### WRITTEN REQUEST:
From the listing below, extract every line containing "color".

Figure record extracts
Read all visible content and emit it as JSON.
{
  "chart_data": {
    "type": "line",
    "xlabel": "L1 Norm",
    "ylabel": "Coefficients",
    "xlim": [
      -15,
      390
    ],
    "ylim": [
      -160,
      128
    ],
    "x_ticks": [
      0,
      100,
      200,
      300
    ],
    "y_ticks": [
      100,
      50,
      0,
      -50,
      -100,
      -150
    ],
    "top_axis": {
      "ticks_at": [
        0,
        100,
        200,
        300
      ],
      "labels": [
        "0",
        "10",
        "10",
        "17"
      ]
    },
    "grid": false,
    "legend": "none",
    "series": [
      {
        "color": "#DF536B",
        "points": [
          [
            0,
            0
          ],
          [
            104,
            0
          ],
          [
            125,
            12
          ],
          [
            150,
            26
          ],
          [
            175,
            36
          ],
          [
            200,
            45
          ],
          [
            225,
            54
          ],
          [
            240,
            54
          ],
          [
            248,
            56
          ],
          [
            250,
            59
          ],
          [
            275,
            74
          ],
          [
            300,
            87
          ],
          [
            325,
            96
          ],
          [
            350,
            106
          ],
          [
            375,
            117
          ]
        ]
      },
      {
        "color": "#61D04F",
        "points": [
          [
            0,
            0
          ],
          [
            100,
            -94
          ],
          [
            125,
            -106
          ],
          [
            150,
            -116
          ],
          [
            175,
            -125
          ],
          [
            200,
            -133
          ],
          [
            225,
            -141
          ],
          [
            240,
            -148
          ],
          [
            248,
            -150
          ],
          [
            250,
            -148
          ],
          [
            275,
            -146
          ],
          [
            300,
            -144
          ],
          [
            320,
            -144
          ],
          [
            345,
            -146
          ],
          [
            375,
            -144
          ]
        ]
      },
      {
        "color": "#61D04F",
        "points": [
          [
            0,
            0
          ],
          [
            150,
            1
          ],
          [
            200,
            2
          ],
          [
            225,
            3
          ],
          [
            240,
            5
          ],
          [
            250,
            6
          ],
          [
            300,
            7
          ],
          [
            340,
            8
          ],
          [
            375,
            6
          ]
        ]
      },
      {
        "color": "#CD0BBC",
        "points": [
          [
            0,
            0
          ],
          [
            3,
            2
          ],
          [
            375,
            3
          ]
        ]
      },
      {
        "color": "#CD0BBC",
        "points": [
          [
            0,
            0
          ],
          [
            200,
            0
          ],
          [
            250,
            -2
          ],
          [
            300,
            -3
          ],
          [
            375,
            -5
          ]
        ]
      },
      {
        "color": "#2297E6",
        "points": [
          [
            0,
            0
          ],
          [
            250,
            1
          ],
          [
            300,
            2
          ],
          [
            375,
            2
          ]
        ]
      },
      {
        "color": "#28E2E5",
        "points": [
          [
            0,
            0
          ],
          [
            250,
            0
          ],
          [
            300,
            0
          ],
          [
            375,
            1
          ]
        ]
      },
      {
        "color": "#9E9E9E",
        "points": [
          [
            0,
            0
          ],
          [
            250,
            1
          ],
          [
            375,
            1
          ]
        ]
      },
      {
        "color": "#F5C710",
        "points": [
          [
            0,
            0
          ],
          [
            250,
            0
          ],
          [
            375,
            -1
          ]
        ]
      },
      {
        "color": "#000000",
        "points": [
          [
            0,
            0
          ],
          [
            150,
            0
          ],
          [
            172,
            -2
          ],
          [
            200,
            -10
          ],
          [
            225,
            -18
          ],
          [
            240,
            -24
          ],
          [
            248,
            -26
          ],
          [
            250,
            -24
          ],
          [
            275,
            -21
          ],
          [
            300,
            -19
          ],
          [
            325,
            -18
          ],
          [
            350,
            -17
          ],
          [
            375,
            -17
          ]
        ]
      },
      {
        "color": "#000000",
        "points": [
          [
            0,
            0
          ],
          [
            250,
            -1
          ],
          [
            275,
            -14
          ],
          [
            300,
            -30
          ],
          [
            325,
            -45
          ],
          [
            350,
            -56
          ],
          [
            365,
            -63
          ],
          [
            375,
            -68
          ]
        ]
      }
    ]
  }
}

### RESPONSE TO THIS EXERCISE:
        "color": "#DF536B",
        "color": "#61D04F",
        "color": "#61D04F",
        "color": "#CD0BBC",
        "color": "#CD0BBC",
        "color": "#2297E6",
        "color": "#28E2E5",
        "color": "#9E9E9E",
        "color": "#F5C710",
        "color": "#000000",
        "color": "#000000",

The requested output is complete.